[START SOURCE DATA]

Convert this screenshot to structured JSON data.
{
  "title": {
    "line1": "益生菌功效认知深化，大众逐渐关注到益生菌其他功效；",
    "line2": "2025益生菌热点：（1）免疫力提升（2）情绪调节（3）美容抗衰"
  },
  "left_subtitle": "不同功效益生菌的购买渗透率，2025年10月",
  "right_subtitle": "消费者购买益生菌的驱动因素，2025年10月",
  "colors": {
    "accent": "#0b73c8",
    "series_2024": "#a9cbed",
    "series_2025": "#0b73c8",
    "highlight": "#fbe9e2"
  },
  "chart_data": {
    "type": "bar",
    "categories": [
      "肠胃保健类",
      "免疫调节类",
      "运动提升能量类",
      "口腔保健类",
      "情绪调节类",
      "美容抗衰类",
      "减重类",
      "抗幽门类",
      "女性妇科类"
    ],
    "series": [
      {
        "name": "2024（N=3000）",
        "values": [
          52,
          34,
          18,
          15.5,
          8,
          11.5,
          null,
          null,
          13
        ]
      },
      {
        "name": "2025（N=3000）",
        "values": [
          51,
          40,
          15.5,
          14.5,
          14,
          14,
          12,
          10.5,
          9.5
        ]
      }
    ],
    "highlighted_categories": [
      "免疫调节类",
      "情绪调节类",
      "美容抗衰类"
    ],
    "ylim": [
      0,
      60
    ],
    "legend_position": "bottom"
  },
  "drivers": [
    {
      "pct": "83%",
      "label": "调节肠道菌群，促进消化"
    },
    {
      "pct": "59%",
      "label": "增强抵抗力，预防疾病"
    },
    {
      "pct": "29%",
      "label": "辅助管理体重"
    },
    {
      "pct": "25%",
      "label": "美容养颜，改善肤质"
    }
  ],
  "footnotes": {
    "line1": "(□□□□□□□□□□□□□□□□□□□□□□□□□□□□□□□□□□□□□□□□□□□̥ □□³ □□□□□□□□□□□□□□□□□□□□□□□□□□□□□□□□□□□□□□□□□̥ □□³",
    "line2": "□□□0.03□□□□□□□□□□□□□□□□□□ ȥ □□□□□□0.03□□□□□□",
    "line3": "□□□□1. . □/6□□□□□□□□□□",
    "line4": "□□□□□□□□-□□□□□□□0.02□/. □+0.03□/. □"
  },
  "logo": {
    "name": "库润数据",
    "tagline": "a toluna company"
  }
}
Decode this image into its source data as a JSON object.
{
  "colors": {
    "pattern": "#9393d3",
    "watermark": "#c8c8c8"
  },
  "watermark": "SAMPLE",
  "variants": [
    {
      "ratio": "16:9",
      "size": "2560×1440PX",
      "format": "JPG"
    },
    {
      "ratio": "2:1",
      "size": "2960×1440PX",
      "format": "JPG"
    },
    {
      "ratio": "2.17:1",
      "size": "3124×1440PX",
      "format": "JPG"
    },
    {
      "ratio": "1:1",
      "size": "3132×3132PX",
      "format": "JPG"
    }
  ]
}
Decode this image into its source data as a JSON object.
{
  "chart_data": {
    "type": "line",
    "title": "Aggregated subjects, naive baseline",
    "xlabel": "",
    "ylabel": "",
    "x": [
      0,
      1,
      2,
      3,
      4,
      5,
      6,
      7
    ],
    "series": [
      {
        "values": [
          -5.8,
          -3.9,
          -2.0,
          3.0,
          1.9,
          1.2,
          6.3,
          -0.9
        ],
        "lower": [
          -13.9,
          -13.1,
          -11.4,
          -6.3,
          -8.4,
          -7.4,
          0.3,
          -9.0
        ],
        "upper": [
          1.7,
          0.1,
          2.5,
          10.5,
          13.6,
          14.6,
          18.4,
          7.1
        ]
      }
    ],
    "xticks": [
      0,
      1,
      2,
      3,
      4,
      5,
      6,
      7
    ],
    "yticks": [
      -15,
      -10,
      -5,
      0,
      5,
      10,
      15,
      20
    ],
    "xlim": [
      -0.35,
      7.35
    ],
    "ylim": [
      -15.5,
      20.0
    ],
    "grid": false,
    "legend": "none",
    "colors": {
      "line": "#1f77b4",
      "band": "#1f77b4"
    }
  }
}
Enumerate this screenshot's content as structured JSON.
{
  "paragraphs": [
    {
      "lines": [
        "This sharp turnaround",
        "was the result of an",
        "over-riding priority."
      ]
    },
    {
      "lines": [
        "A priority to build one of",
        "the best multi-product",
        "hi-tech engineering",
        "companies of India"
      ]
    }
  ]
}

[END SOURCE DATA]

• STATED GOAL:
Report only how many lines of the listing hold the word "name".

• TASK SOLUTION:
3